**Stated goal:** Exactly repeat the material, dropping every picture from the copy.

**Excerpted records:**
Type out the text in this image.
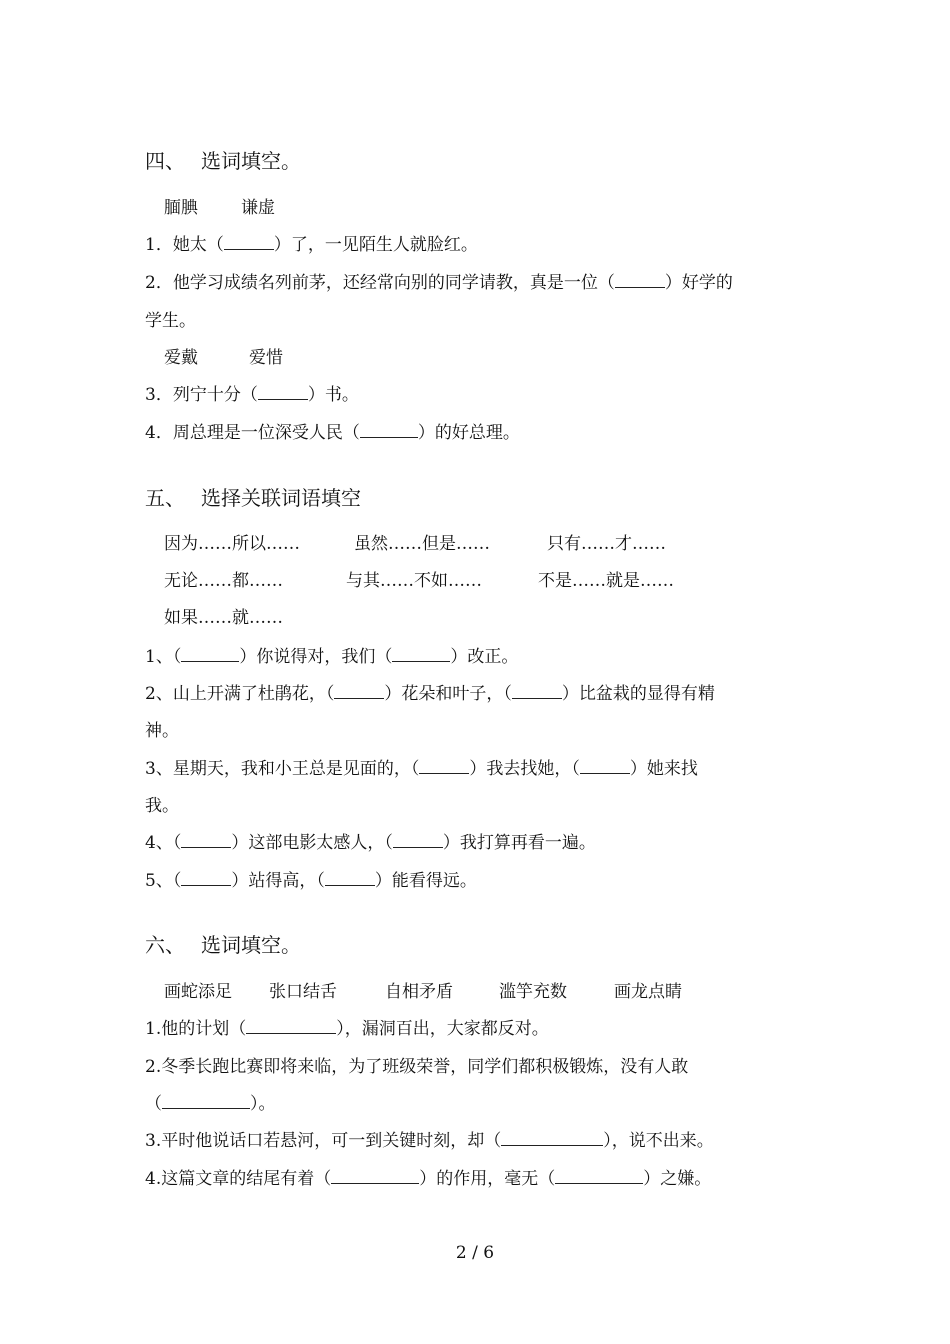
四、 选词填空。
腼腆	谦虚
1．她太（	）了，一见陌生人就脸红。
2．他学习成绩名列前茅，还经常向别的同学请教，真是一位（	）好学的
学生。
爱戴	爱惜
3．列宁十分（	）书。
4．周总理是一位深受人民（	）的好总理。
五、 选择关联词语填空
因为……所以……	虽然……但是……	只有……才……
无论……都……	与其……不如……	不是……就是……
如果……就……
1、（	）你说得对，我们（	）改正。
2、山上开满了杜鹃花，（	）花朵和叶子，（	）比盆栽的显得有精
神。
3、星期天，我和小王总是见面的，（	）我去找她，（	）她来找
我。
4、（	）这部电影太感人，（	）我打算再看一遍。
5、（	）站得高，（	）能看得远。
六、 选词填空。
画蛇添足 张口结舌	自相矛盾	滥竽充数	画龙点睛
1.他的计划（	），漏洞百出，大家都反对。
2.冬季长跑比赛即将来临，为了班级荣誉，同学们都积极锻炼，没有人敢
（	）。
3.平时他说话口若悬河，可一到关键时刻，却（	），说不出来。
4.这篇文章的结尾有着（	）的作用，毫无（	）之嫌。
2 / 6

**Problem solution:**
Type out the text in this image.
四、 选词填空。
腼腆	谦虚
1．她太（	）了，一见陌生人就脸红。
2．他学习成绩名列前茅，还经常向别的同学请教，真是一位（	）好学的
学生。
爱戴	爱惜
3．列宁十分（	）书。
4．周总理是一位深受人民（	）的好总理。
五、 选择关联词语填空
因为……所以……	虽然……但是……	只有……才……
无论……都……	与其……不如……	不是……就是……
如果……就……
1、（	）你说得对，我们（	）改正。
2、山上开满了杜鹃花，（	）花朵和叶子，（	）比盆栽的显得有精
神。
3、星期天，我和小王总是见面的，（	）我去找她，（	）她来找
我。
4、（	）这部电影太感人，（	）我打算再看一遍。
5、（	）站得高，（	）能看得远。
六、 选词填空。
画蛇添足 张口结舌	自相矛盾	滥竽充数	画龙点睛
1.他的计划（	），漏洞百出，大家都反对。
2.冬季长跑比赛即将来临，为了班级荣誉，同学们都积极锻炼，没有人敢
（	）。
3.平时他说话口若悬河，可一到关键时刻，却（	），说不出来。
4.这篇文章的结尾有着（	）的作用，毫无（	）之嫌。
2 / 6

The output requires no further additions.